Challenge: Transcribe the material in full. Nothing should differ except that the pictures are left out.

····················

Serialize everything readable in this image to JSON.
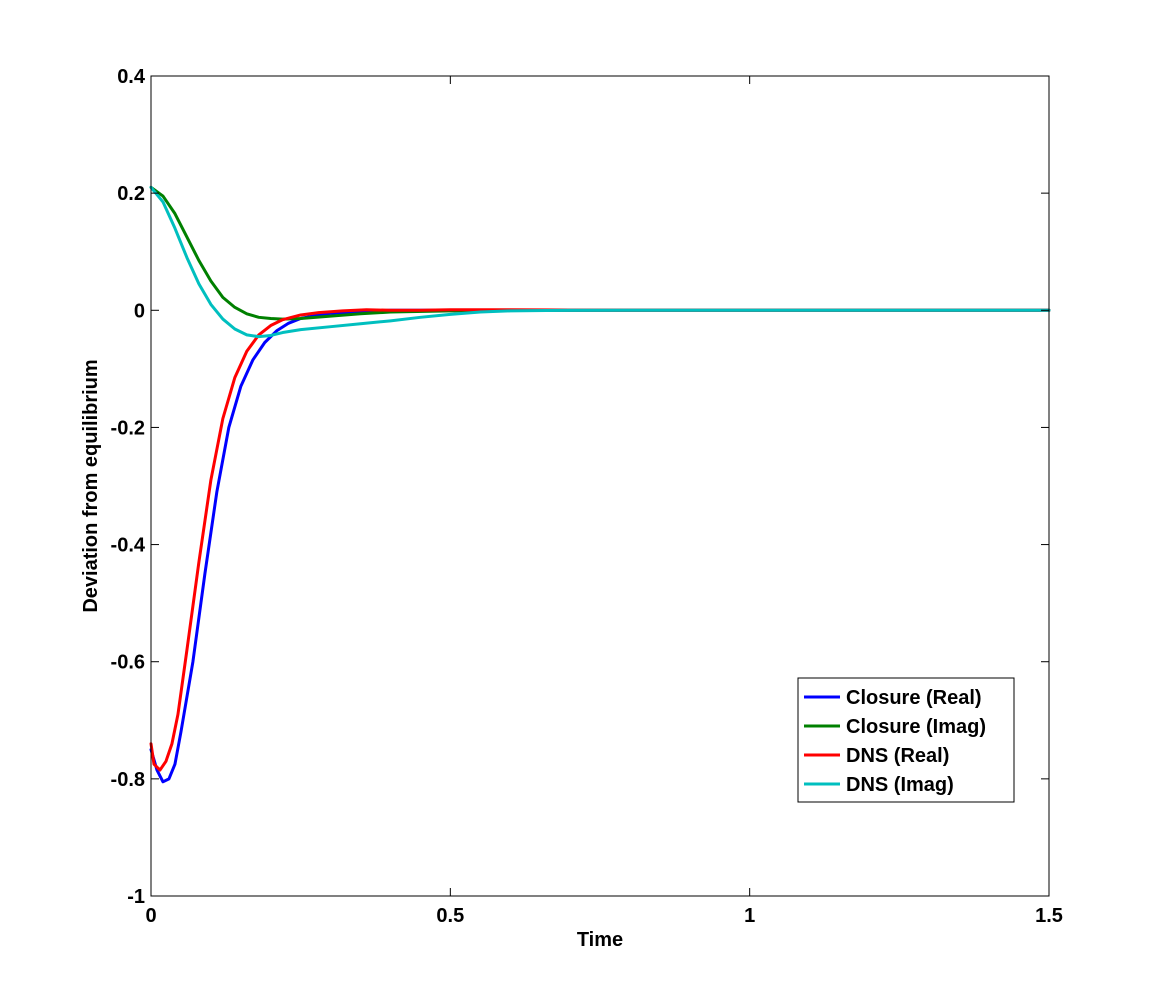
{
  "chart_data": {
    "type": "line",
    "title": "",
    "xlabel": "Time",
    "ylabel": "Deviation from equilibrium",
    "xlim": [
      0,
      1.5
    ],
    "ylim": [
      -1,
      0.4
    ],
    "xticks": [
      0,
      0.5,
      1,
      1.5
    ],
    "xtick_labels": [
      "0",
      "0.5",
      "1",
      "1.5"
    ],
    "yticks": [
      -1,
      -0.8,
      -0.6,
      -0.4,
      -0.2,
      0,
      0.2,
      0.4
    ],
    "ytick_labels": [
      "-1",
      "-0.8",
      "-0.6",
      "-0.4",
      "-0.2",
      "0",
      "0.2",
      "0.4"
    ],
    "grid": false,
    "legend_position": "bottom-right",
    "series": [
      {
        "name": "Closure (Real)",
        "color": "#0000ff",
        "x": [
          0,
          0.01,
          0.02,
          0.03,
          0.04,
          0.05,
          0.07,
          0.09,
          0.11,
          0.13,
          0.15,
          0.17,
          0.19,
          0.21,
          0.23,
          0.25,
          0.27,
          0.3,
          0.35,
          0.4,
          0.45,
          0.5,
          0.6,
          0.7,
          0.8,
          1.0,
          1.2,
          1.5
        ],
        "y": [
          -0.75,
          -0.785,
          -0.805,
          -0.8,
          -0.775,
          -0.72,
          -0.6,
          -0.45,
          -0.31,
          -0.2,
          -0.13,
          -0.085,
          -0.055,
          -0.035,
          -0.022,
          -0.014,
          -0.01,
          -0.005,
          -0.002,
          0.0,
          0.0,
          0.0,
          0.0,
          0.0,
          0.0,
          0.0,
          0.0,
          0.0
        ]
      },
      {
        "name": "Closure (Imag)",
        "color": "#008000",
        "x": [
          0,
          0.02,
          0.04,
          0.06,
          0.08,
          0.1,
          0.12,
          0.14,
          0.16,
          0.18,
          0.2,
          0.22,
          0.25,
          0.3,
          0.35,
          0.4,
          0.5,
          0.6,
          0.8,
          1.0,
          1.5
        ],
        "y": [
          0.21,
          0.195,
          0.165,
          0.125,
          0.085,
          0.05,
          0.022,
          0.005,
          -0.006,
          -0.012,
          -0.014,
          -0.015,
          -0.014,
          -0.01,
          -0.006,
          -0.003,
          -0.001,
          0.0,
          0.0,
          0.0,
          0.0
        ]
      },
      {
        "name": "DNS (Real)",
        "color": "#ff0000",
        "x": [
          0,
          0.005,
          0.015,
          0.025,
          0.035,
          0.045,
          0.06,
          0.08,
          0.1,
          0.12,
          0.14,
          0.16,
          0.18,
          0.2,
          0.22,
          0.25,
          0.28,
          0.32,
          0.36,
          0.4,
          0.45,
          0.5,
          0.6,
          0.8,
          1.0,
          1.2,
          1.5
        ],
        "y": [
          -0.74,
          -0.775,
          -0.785,
          -0.77,
          -0.74,
          -0.69,
          -0.58,
          -0.43,
          -0.29,
          -0.185,
          -0.115,
          -0.07,
          -0.042,
          -0.026,
          -0.016,
          -0.008,
          -0.004,
          -0.001,
          0.001,
          0.0,
          0.0,
          0.001,
          0.001,
          0.0,
          0.0,
          0.0,
          0.0
        ]
      },
      {
        "name": "DNS (Imag)",
        "color": "#00bfbf",
        "x": [
          0,
          0.02,
          0.04,
          0.06,
          0.08,
          0.1,
          0.12,
          0.14,
          0.16,
          0.18,
          0.2,
          0.22,
          0.25,
          0.3,
          0.35,
          0.4,
          0.45,
          0.5,
          0.55,
          0.6,
          0.7,
          0.8,
          1.0,
          1.5
        ],
        "y": [
          0.21,
          0.185,
          0.14,
          0.09,
          0.045,
          0.01,
          -0.015,
          -0.032,
          -0.042,
          -0.045,
          -0.043,
          -0.038,
          -0.033,
          -0.028,
          -0.023,
          -0.018,
          -0.012,
          -0.007,
          -0.003,
          -0.001,
          0.0,
          0.0,
          0.0,
          0.0
        ]
      }
    ]
  }
}
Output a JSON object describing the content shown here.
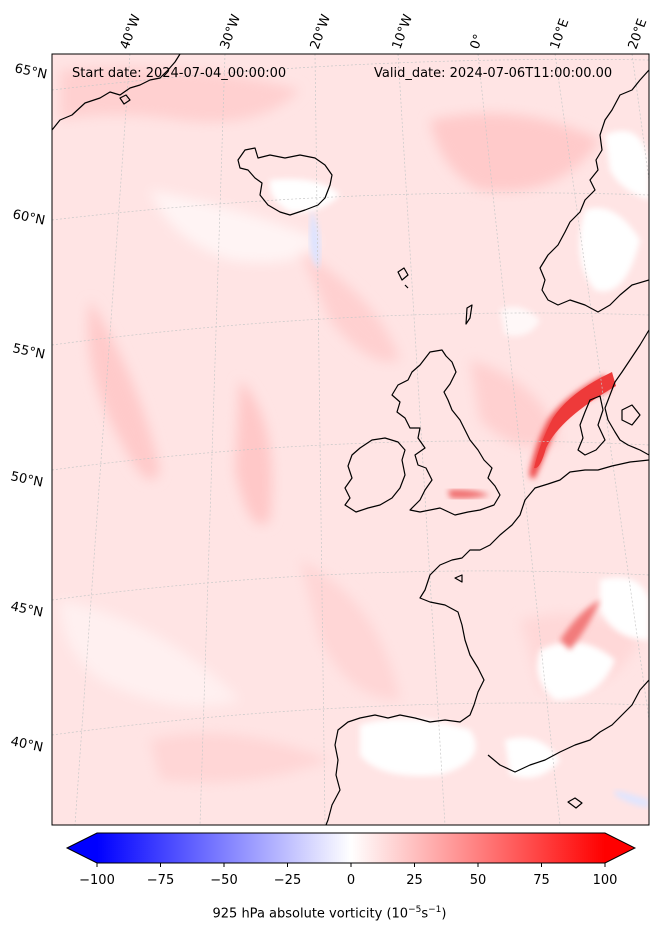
{
  "map": {
    "start_label": "Start date: 2024-07-04_00:00:00",
    "valid_label": "Valid_date: 2024-07-06T11:00:00.00",
    "lon_labels": [
      "40°W",
      "30°W",
      "20°W",
      "10°W",
      "0°",
      "10°E",
      "20°E"
    ],
    "lat_labels": [
      "65°N",
      "60°N",
      "55°N",
      "50°N",
      "45°N",
      "40°N"
    ],
    "field": "925 hPa absolute vorticity",
    "field_units": "10^-5 s^-1"
  },
  "colorbar": {
    "min": -100,
    "max": 100,
    "ticks": [
      -100,
      -75,
      -50,
      -25,
      0,
      25,
      50,
      75,
      100
    ],
    "tick_labels": [
      "−100",
      "−75",
      "−50",
      "−25",
      "0",
      "25",
      "50",
      "75",
      "100"
    ],
    "label_prefix": "925 hPa absolute vorticity (10",
    "label_exp1": "−5",
    "label_mid": "s",
    "label_exp2": "−1",
    "label_suffix": ")",
    "low_color": "#0000ff",
    "mid_color": "#ffffff",
    "high_color": "#ff0000",
    "extend": "both"
  },
  "colors": {
    "base_shade": "#ffe4e4",
    "light_shade": "#ffd2d2",
    "strong_shade": "#f25555",
    "coast": "#000000",
    "grid": "#bbbbbb"
  }
}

····················

Response to the task:
Serialize everything readable in this image to JSON.
{
  "chart_data": {
    "type": "line",
    "title": "",
    "xlabel": "Time",
    "ylabel": "Deviation from equilibrium",
    "xlim": [
      0,
      1.5
    ],
    "ylim": [
      -1,
      0.4
    ],
    "xticks": [
      0,
      0.5,
      1,
      1.5
    ],
    "xtick_labels": [
      "0",
      "0.5",
      "1",
      "1.5"
    ],
    "yticks": [
      -1,
      -0.8,
      -0.6,
      -0.4,
      -0.2,
      0,
      0.2,
      0.4
    ],
    "ytick_labels": [
      "-1",
      "-0.8",
      "-0.6",
      "-0.4",
      "-0.2",
      "0",
      "0.2",
      "0.4"
    ],
    "grid": false,
    "legend_position": "bottom-right",
    "series": [
      {
        "name": "Closure (Real)",
        "color": "#0000ff",
        "x": [
          0,
          0.01,
          0.02,
          0.03,
          0.04,
          0.05,
          0.07,
          0.09,
          0.11,
          0.13,
          0.15,
          0.17,
          0.19,
          0.21,
          0.23,
          0.25,
          0.27,
          0.3,
          0.35,
          0.4,
          0.45,
          0.5,
          0.6,
          0.7,
          0.8,
          1.0,
          1.2,
          1.5
        ],
        "y": [
          -0.75,
          -0.785,
          -0.805,
          -0.8,
          -0.775,
          -0.72,
          -0.6,
          -0.45,
          -0.31,
          -0.2,
          -0.13,
          -0.085,
          -0.055,
          -0.035,
          -0.022,
          -0.014,
          -0.01,
          -0.005,
          -0.002,
          0.0,
          0.0,
          0.0,
          0.0,
          0.0,
          0.0,
          0.0,
          0.0,
          0.0
        ]
      },
      {
        "name": "Closure (Imag)",
        "color": "#008000",
        "x": [
          0,
          0.02,
          0.04,
          0.06,
          0.08,
          0.1,
          0.12,
          0.14,
          0.16,
          0.18,
          0.2,
          0.22,
          0.25,
          0.3,
          0.35,
          0.4,
          0.5,
          0.6,
          0.8,
          1.0,
          1.5
        ],
        "y": [
          0.21,
          0.195,
          0.165,
          0.125,
          0.085,
          0.05,
          0.022,
          0.005,
          -0.006,
          -0.012,
          -0.014,
          -0.015,
          -0.014,
          -0.01,
          -0.006,
          -0.003,
          -0.001,
          0.0,
          0.0,
          0.0,
          0.0
        ]
      },
      {
        "name": "DNS (Real)",
        "color": "#ff0000",
        "x": [
          0,
          0.005,
          0.015,
          0.025,
          0.035,
          0.045,
          0.06,
          0.08,
          0.1,
          0.12,
          0.14,
          0.16,
          0.18,
          0.2,
          0.22,
          0.25,
          0.28,
          0.32,
          0.36,
          0.4,
          0.45,
          0.5,
          0.6,
          0.8,
          1.0,
          1.2,
          1.5
        ],
        "y": [
          -0.74,
          -0.775,
          -0.785,
          -0.77,
          -0.74,
          -0.69,
          -0.58,
          -0.43,
          -0.29,
          -0.185,
          -0.115,
          -0.07,
          -0.042,
          -0.026,
          -0.016,
          -0.008,
          -0.004,
          -0.001,
          0.001,
          0.0,
          0.0,
          0.001,
          0.001,
          0.0,
          0.0,
          0.0,
          0.0
        ]
      },
      {
        "name": "DNS (Imag)",
        "color": "#00bfbf",
        "x": [
          0,
          0.02,
          0.04,
          0.06,
          0.08,
          0.1,
          0.12,
          0.14,
          0.16,
          0.18,
          0.2,
          0.22,
          0.25,
          0.3,
          0.35,
          0.4,
          0.45,
          0.5,
          0.55,
          0.6,
          0.7,
          0.8,
          1.0,
          1.5
        ],
        "y": [
          0.21,
          0.185,
          0.14,
          0.09,
          0.045,
          0.01,
          -0.015,
          -0.032,
          -0.042,
          -0.045,
          -0.043,
          -0.038,
          -0.033,
          -0.028,
          -0.023,
          -0.018,
          -0.012,
          -0.007,
          -0.003,
          -0.001,
          0.0,
          0.0,
          0.0,
          0.0
        ]
      }
    ]
  }
}
Output a JSON object describing the content shown here.
{
  "map": {
    "start_label": "Start date: 2024-07-04_00:00:00",
    "valid_label": "Valid_date: 2024-07-06T11:00:00.00",
    "lon_labels": [
      "40°W",
      "30°W",
      "20°W",
      "10°W",
      "0°",
      "10°E",
      "20°E"
    ],
    "lat_labels": [
      "65°N",
      "60°N",
      "55°N",
      "50°N",
      "45°N",
      "40°N"
    ],
    "field": "925 hPa absolute vorticity",
    "field_units": "10^-5 s^-1"
  },
  "colorbar": {
    "min": -100,
    "max": 100,
    "ticks": [
      -100,
      -75,
      -50,
      -25,
      0,
      25,
      50,
      75,
      100
    ],
    "tick_labels": [
      "−100",
      "−75",
      "−50",
      "−25",
      "0",
      "25",
      "50",
      "75",
      "100"
    ],
    "label_prefix": "925 hPa absolute vorticity (10",
    "label_exp1": "−5",
    "label_mid": "s",
    "label_exp2": "−1",
    "label_suffix": ")",
    "low_color": "#0000ff",
    "mid_color": "#ffffff",
    "high_color": "#ff0000",
    "extend": "both"
  },
  "colors": {
    "base_shade": "#ffe4e4",
    "light_shade": "#ffd2d2",
    "strong_shade": "#f25555",
    "coast": "#000000",
    "grid": "#bbbbbb"
  }
}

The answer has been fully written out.